>> Begin EXTRACTED INFORMATION

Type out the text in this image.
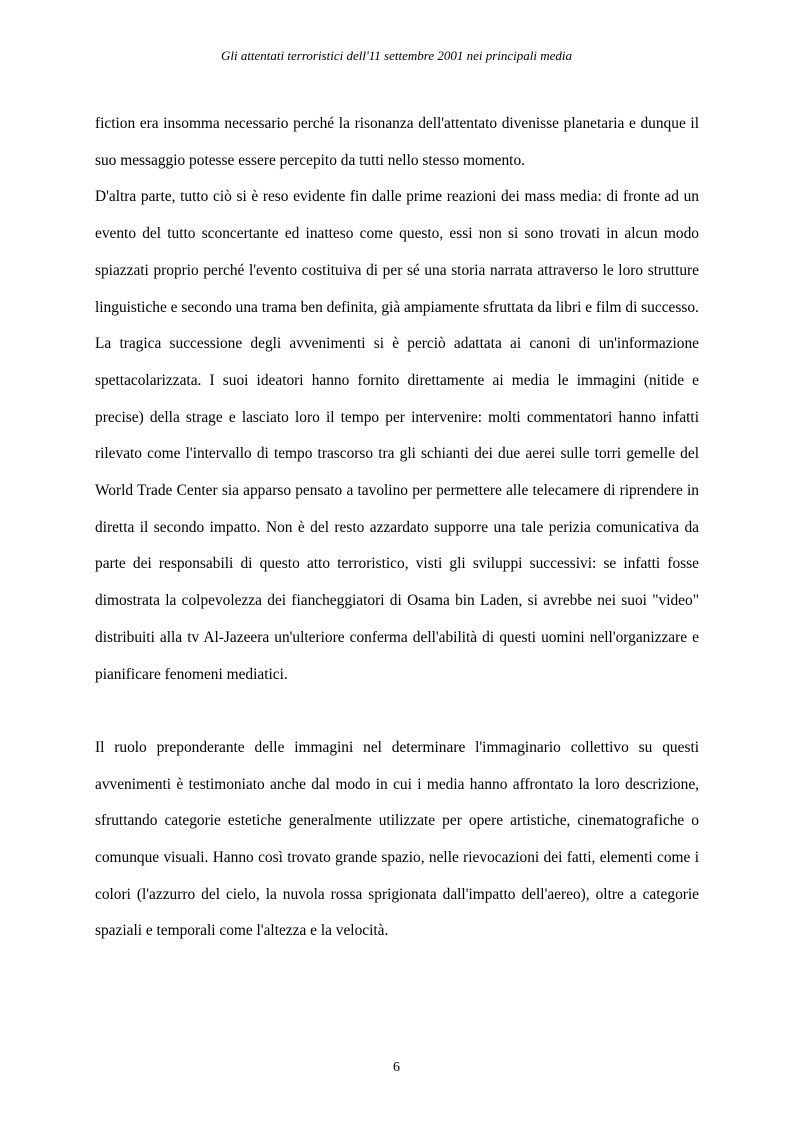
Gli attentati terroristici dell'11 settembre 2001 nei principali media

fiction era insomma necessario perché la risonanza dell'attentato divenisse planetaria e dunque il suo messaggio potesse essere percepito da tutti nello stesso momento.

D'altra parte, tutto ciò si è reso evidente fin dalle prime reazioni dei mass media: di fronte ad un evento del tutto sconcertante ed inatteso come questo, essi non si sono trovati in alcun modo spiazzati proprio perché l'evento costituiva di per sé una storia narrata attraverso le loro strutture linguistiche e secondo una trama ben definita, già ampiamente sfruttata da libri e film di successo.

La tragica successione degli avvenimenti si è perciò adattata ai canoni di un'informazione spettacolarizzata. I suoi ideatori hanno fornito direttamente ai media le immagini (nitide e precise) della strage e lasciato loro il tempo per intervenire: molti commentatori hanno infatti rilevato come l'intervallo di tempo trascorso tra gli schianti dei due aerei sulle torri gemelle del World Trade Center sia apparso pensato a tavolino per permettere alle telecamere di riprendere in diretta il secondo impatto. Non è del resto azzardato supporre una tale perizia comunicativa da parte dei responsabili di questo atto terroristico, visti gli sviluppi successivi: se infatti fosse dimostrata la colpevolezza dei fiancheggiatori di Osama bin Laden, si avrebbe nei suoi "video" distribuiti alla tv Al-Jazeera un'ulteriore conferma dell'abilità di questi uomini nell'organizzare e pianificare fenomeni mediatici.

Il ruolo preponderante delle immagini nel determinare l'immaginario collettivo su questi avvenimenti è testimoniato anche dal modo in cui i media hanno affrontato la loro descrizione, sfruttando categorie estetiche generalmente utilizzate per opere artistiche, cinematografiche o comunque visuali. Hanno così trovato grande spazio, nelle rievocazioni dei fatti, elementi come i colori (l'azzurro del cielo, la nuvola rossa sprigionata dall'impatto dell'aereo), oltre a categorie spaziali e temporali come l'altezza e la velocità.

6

>> End EXTRACTED INFORMATION

**YOUR OBJECTIVE:** Select all lines in the listing that include the word "perché".

**RESPONSE TO THE EXERCISE:**
fiction era insomma necessario perché la risonanza dell'attentato divenisse planetaria e dunque il suo messaggio potesse essere percepito da tutti nello stesso momento.
D'altra parte, tutto ciò si è reso evidente fin dalle prime reazioni dei mass media: di fronte ad un evento del tutto sconcertante ed inatteso come questo, essi non si sono trovati in alcun modo spiazzati proprio perché l'evento costituiva di per sé una storia narrata attraverso le loro strutture linguistiche e secondo una trama ben definita, già ampiamente sfruttata da libri e film di successo.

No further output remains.